◆ Directions for this task
Copy the records below exactly, leaving out every picture.

◆ Source material
**********
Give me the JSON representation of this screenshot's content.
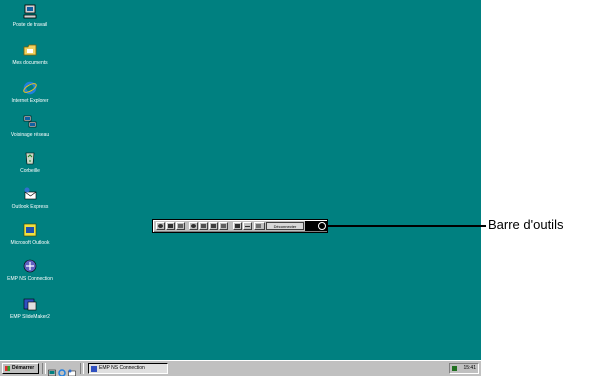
{
  "desktop": {
    "background": "#008080",
    "icons": [
      {
        "label": "Poste de travail",
        "icon": "my-computer-icon"
      },
      {
        "label": "Mes documents",
        "icon": "folder-icon"
      },
      {
        "label": "Internet Explorer",
        "icon": "internet-explorer-icon"
      },
      {
        "label": "Voisinage réseau",
        "icon": "network-icon"
      },
      {
        "label": "Corbeille",
        "icon": "recycle-bin-icon"
      },
      {
        "label": "Outlook Express",
        "icon": "outlook-express-icon"
      },
      {
        "label": "Microsoft Outlook",
        "icon": "outlook-icon"
      },
      {
        "label": "EMP NS Connection",
        "icon": "emp-ns-icon"
      },
      {
        "label": "EMP SlideMaker2",
        "icon": "slidemaker-icon"
      }
    ]
  },
  "toolbar": {
    "disconnect_label": "Déconnecter"
  },
  "callout": {
    "label": "Barre d'outils"
  },
  "taskbar": {
    "start_label": "Démarrer",
    "task_label": "EMP NS Connection",
    "clock": "15:41"
  }
}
**********
◆ Solution to this exercise
Give me the JSON representation of this screenshot's content.
{
  "desktop": {
    "background": "#008080",
    "icons": [
      {
        "label": "Poste de travail",
        "icon": "my-computer-icon"
      },
      {
        "label": "Mes documents",
        "icon": "folder-icon"
      },
      {
        "label": "Internet Explorer",
        "icon": "internet-explorer-icon"
      },
      {
        "label": "Voisinage réseau",
        "icon": "network-icon"
      },
      {
        "label": "Corbeille",
        "icon": "recycle-bin-icon"
      },
      {
        "label": "Outlook Express",
        "icon": "outlook-express-icon"
      },
      {
        "label": "Microsoft Outlook",
        "icon": "outlook-icon"
      },
      {
        "label": "EMP NS Connection",
        "icon": "emp-ns-icon"
      },
      {
        "label": "EMP SlideMaker2",
        "icon": "slidemaker-icon"
      }
    ]
  },
  "toolbar": {
    "disconnect_label": "Déconnecter"
  },
  "callout": {
    "label": "Barre d'outils"
  },
  "taskbar": {
    "start_label": "Démarrer",
    "task_label": "EMP NS Connection",
    "clock": "15:41"
  }
}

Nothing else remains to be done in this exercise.